**Aim of the exercise**
Gather each line in the entries that includes the string "years".

**Dataset records**
# # # # # # #
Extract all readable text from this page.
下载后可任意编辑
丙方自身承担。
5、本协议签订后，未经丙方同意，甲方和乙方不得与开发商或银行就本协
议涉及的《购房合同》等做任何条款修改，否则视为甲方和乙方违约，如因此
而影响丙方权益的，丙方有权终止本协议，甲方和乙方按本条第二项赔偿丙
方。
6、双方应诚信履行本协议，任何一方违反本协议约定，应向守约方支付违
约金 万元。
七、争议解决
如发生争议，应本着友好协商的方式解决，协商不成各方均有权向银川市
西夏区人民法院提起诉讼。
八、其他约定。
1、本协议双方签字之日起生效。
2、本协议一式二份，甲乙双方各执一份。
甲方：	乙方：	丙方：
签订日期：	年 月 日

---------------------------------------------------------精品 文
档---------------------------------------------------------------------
# # # # # # #
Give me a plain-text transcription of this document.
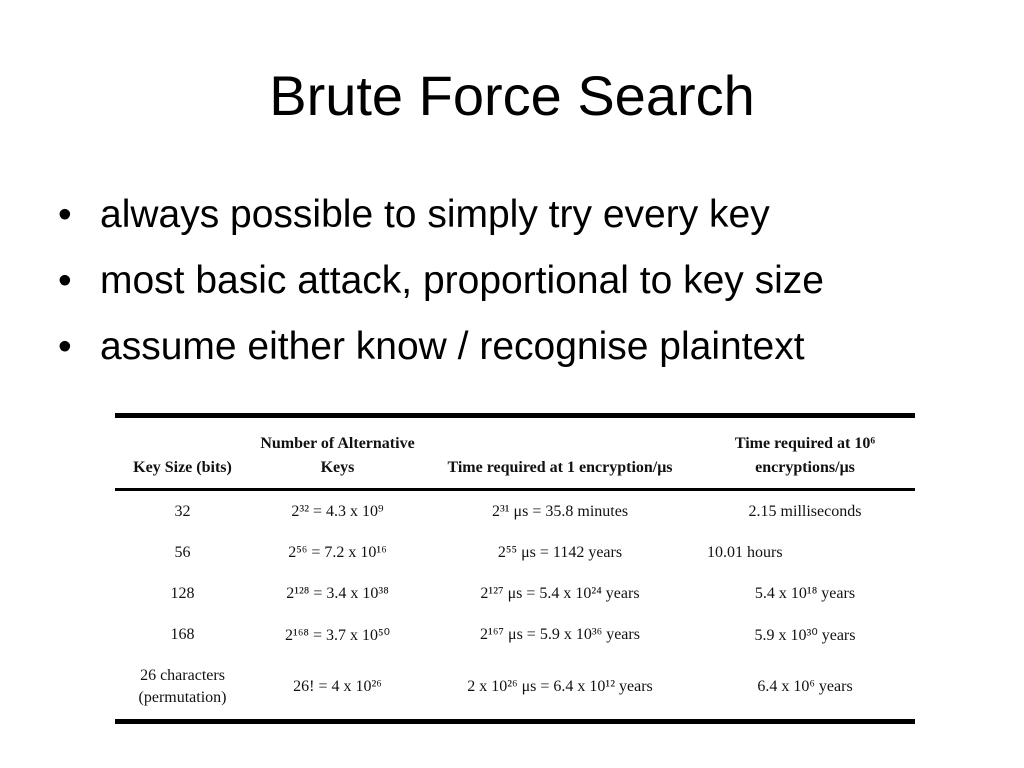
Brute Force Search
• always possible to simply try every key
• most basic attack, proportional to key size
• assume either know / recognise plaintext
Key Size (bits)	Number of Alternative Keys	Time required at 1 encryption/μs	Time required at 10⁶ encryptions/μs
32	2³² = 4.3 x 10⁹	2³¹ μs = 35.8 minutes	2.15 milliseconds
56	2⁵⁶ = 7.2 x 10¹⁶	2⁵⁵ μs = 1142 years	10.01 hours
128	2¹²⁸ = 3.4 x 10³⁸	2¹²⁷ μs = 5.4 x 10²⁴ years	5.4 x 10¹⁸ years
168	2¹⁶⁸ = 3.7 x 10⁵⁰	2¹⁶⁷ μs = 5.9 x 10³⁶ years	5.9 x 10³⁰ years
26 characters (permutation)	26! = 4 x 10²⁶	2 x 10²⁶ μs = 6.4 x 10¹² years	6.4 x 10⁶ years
# # # # # # #
**Exercise output**
56	2⁵⁶ = 7.2 x 10¹⁶	2⁵⁵ μs = 1142 years	10.01 hours
128	2¹²⁸ = 3.4 x 10³⁸	2¹²⁷ μs = 5.4 x 10²⁴ years	5.4 x 10¹⁸ years
168	2¹⁶⁸ = 3.7 x 10⁵⁰	2¹⁶⁷ μs = 5.9 x 10³⁶ years	5.9 x 10³⁰ years
26 characters (permutation)	26! = 4 x 10²⁶	2 x 10²⁶ μs = 6.4 x 10¹² years	6.4 x 10⁶ years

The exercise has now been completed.